Start of Block

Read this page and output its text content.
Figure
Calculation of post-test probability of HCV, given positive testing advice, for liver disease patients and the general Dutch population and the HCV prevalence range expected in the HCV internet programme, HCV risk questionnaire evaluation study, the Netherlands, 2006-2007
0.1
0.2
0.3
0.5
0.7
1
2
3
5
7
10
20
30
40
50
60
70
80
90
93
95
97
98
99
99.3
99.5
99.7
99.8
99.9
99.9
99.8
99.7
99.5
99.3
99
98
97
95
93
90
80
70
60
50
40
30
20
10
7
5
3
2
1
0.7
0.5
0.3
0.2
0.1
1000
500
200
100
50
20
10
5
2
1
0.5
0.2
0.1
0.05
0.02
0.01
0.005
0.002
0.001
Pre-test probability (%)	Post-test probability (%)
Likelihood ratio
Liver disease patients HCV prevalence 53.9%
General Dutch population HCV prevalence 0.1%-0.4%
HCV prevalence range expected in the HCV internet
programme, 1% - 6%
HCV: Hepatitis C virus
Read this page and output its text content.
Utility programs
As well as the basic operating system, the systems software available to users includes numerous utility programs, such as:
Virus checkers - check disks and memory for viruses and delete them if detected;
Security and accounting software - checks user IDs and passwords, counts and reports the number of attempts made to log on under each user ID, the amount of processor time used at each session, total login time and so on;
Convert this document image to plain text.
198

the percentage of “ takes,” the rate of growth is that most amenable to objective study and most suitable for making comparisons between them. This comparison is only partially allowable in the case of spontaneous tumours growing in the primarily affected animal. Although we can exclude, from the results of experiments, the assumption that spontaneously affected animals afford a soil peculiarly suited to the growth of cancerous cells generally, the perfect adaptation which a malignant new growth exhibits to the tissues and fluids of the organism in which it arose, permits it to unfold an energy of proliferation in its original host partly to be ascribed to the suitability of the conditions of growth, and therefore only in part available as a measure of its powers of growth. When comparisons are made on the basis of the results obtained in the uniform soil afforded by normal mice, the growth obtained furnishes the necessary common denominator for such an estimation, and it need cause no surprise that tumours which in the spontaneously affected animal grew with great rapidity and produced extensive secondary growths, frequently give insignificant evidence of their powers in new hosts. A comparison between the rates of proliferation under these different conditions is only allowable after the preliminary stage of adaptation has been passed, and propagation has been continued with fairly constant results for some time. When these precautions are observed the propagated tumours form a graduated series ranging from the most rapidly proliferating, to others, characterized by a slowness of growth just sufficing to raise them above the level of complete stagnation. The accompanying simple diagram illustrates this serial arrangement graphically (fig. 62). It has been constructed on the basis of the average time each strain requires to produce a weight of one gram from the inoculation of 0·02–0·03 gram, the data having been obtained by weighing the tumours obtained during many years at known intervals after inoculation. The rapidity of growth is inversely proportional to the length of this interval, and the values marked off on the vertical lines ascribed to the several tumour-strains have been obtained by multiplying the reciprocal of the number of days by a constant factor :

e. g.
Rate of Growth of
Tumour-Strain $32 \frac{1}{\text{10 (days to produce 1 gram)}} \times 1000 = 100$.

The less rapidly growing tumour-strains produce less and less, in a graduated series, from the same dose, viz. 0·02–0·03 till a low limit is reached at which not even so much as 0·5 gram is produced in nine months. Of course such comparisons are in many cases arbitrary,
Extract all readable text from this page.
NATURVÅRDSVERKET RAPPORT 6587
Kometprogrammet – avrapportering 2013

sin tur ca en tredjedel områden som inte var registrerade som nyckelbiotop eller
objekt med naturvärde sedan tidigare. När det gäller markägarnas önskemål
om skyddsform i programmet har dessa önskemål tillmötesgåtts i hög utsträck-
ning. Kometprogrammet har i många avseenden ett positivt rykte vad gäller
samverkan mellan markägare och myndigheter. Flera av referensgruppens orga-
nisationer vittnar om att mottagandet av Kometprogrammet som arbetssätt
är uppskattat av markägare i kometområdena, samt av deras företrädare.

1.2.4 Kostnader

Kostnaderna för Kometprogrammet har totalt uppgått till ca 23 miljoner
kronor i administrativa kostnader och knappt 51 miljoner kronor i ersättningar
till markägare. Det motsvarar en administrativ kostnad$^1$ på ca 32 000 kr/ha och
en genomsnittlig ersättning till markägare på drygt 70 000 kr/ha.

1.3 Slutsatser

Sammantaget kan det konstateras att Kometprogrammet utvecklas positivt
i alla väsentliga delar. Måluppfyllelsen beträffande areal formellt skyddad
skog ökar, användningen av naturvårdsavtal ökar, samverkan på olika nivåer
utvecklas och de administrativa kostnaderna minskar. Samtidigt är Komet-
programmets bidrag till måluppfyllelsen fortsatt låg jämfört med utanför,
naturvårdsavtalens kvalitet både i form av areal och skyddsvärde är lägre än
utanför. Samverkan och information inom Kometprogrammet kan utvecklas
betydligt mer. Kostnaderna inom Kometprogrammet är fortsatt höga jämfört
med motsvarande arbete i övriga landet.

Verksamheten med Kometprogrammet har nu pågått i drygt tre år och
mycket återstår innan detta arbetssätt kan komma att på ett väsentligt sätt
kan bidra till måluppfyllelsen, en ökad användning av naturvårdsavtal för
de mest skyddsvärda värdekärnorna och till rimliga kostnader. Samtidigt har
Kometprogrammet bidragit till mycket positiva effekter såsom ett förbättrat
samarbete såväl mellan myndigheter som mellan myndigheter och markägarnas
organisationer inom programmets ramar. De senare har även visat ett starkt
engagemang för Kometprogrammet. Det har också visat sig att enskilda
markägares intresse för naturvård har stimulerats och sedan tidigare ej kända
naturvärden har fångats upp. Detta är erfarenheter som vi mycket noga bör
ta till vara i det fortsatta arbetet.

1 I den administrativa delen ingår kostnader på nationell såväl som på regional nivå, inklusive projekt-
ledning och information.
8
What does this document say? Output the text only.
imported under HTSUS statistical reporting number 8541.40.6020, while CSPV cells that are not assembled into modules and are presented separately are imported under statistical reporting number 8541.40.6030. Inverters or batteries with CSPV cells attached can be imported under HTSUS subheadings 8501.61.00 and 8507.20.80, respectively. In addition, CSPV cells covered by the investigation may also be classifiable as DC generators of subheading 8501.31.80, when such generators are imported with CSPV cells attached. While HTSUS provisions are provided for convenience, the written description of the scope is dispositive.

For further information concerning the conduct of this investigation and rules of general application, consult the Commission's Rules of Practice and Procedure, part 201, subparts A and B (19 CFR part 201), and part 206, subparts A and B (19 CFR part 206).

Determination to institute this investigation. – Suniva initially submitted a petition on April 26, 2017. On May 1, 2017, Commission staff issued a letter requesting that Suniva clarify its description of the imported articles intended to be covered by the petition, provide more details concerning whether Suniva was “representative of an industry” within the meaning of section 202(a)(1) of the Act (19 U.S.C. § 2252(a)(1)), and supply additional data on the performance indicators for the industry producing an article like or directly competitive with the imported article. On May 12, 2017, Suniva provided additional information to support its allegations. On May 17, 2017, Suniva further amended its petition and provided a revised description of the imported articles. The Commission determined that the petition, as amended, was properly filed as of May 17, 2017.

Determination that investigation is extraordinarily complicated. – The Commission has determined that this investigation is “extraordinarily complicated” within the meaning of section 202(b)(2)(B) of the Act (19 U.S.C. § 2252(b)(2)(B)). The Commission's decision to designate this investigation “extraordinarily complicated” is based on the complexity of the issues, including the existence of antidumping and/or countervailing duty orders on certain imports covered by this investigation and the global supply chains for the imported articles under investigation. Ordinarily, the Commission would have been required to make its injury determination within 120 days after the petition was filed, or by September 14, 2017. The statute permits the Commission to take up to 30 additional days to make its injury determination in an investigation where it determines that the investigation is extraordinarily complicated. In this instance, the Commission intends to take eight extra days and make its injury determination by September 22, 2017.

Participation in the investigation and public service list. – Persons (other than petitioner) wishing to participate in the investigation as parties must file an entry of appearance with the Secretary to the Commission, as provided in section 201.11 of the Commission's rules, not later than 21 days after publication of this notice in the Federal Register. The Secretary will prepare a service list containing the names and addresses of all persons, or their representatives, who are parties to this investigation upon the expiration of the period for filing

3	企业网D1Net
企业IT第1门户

End of Block

WORK TO COMPLETE: Scan the lines above for the word "drygt", then copy each line that has it.

RESPONSE BOX:
en genomsnittlig ersättning till markägare på drygt 70 000 kr/ha.
Verksamheten med Kometprogrammet har nu pågått i drygt tre år och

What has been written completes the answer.